--- Begin Source material ---
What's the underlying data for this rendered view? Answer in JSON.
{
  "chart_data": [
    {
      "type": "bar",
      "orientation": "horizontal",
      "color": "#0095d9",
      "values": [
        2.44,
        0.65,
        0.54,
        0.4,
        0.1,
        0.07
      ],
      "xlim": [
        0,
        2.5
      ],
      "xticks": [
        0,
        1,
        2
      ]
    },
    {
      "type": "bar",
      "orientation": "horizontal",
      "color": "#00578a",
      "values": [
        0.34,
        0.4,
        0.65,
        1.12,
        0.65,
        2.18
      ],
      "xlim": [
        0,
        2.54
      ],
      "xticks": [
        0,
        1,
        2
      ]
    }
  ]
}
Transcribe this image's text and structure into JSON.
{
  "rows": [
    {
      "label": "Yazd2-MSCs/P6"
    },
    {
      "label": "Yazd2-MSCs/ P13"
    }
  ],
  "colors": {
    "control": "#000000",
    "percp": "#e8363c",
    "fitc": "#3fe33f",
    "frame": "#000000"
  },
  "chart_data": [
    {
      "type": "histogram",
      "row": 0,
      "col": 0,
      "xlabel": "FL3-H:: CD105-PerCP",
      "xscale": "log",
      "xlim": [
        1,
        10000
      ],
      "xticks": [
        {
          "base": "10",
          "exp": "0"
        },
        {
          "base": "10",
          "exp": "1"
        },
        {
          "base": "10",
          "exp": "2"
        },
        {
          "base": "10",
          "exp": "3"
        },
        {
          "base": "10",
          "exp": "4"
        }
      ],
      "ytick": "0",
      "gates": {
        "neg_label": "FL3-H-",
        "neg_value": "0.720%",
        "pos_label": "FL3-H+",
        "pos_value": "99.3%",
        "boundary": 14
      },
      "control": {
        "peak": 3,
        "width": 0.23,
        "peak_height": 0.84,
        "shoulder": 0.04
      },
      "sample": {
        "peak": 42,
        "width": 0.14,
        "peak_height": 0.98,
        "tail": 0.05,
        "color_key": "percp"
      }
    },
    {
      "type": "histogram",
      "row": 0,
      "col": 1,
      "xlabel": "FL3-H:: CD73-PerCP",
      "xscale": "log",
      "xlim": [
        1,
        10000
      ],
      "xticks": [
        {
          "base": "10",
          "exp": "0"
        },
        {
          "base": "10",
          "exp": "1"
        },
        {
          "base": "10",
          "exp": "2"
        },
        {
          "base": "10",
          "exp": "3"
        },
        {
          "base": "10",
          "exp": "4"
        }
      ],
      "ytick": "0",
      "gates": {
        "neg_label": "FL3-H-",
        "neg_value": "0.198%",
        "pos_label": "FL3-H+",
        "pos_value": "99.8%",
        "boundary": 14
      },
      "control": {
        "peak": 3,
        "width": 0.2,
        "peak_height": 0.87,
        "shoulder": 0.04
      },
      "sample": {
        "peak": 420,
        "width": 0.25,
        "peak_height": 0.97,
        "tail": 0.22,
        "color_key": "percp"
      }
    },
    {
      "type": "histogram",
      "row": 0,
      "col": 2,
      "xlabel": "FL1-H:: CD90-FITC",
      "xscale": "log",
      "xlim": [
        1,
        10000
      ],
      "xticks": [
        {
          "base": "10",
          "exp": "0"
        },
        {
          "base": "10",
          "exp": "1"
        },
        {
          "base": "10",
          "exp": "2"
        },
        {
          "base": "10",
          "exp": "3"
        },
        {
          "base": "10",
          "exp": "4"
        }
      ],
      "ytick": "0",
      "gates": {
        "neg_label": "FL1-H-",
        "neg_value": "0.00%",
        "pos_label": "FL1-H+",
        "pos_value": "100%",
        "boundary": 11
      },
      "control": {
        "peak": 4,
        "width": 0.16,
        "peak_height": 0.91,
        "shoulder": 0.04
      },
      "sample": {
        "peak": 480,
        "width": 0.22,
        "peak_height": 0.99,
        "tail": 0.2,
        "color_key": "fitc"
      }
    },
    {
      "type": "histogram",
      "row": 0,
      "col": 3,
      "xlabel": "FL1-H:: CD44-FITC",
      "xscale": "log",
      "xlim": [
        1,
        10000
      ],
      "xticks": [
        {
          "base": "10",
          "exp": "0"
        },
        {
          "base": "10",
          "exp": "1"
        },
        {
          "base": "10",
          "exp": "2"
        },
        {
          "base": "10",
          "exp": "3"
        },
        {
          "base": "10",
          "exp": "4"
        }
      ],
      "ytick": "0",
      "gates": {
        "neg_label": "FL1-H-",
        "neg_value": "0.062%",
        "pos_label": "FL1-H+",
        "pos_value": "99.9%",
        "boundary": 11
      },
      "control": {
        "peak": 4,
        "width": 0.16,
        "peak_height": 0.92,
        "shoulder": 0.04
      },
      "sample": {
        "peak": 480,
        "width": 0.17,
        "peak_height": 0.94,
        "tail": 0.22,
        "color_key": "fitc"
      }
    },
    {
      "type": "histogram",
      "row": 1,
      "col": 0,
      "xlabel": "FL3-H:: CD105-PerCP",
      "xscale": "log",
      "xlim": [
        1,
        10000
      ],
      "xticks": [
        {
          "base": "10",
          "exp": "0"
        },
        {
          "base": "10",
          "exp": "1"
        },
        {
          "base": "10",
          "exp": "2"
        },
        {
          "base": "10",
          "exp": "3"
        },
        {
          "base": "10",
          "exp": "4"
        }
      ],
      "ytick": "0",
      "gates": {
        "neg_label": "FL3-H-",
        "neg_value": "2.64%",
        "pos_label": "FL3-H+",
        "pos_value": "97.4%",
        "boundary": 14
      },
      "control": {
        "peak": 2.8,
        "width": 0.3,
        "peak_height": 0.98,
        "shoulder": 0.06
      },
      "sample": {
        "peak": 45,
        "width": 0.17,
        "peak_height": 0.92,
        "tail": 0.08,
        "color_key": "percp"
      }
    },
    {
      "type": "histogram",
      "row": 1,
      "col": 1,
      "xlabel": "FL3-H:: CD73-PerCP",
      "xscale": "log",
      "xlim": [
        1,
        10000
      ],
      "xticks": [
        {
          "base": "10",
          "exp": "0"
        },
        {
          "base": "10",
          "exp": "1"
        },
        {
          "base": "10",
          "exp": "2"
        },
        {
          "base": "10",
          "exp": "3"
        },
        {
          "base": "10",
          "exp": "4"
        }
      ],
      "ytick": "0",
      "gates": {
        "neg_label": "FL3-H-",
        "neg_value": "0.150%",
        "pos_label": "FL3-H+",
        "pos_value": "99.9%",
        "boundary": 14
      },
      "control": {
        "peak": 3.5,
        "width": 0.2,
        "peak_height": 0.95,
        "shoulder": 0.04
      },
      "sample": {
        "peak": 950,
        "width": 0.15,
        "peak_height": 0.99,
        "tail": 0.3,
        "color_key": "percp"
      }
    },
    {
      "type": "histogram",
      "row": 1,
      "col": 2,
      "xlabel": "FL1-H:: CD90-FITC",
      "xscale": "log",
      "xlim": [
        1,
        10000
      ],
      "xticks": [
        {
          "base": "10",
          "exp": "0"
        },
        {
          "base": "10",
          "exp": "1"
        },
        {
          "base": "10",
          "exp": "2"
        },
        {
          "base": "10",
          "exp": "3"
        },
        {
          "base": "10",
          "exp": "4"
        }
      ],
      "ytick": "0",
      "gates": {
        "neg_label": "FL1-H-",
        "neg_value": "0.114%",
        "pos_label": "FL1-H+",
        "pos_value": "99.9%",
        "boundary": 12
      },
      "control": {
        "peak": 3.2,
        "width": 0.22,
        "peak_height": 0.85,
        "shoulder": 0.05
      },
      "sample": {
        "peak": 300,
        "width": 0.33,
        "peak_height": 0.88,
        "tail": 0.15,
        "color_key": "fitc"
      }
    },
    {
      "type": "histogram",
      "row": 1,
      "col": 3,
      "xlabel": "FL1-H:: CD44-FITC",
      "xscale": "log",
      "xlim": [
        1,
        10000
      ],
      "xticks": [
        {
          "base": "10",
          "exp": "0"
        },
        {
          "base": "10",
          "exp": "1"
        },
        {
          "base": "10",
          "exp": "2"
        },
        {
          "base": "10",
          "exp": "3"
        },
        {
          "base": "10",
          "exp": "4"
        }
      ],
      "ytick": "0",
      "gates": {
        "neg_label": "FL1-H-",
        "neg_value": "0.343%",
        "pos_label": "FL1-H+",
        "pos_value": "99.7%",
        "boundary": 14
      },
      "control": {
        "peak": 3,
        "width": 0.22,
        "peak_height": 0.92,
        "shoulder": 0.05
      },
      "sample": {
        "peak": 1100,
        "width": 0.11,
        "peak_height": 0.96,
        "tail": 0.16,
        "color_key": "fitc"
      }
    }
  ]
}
--- End Source material ---
(Required work):
In the entries above, find every line holding the word "tail" and copy it out.

(Reply):
        "tail": 0.05,
        "tail": 0.22,
        "tail": 0.2,
        "tail": 0.22,
        "tail": 0.08,
        "tail": 0.3,
        "tail": 0.15,
        "tail": 0.16,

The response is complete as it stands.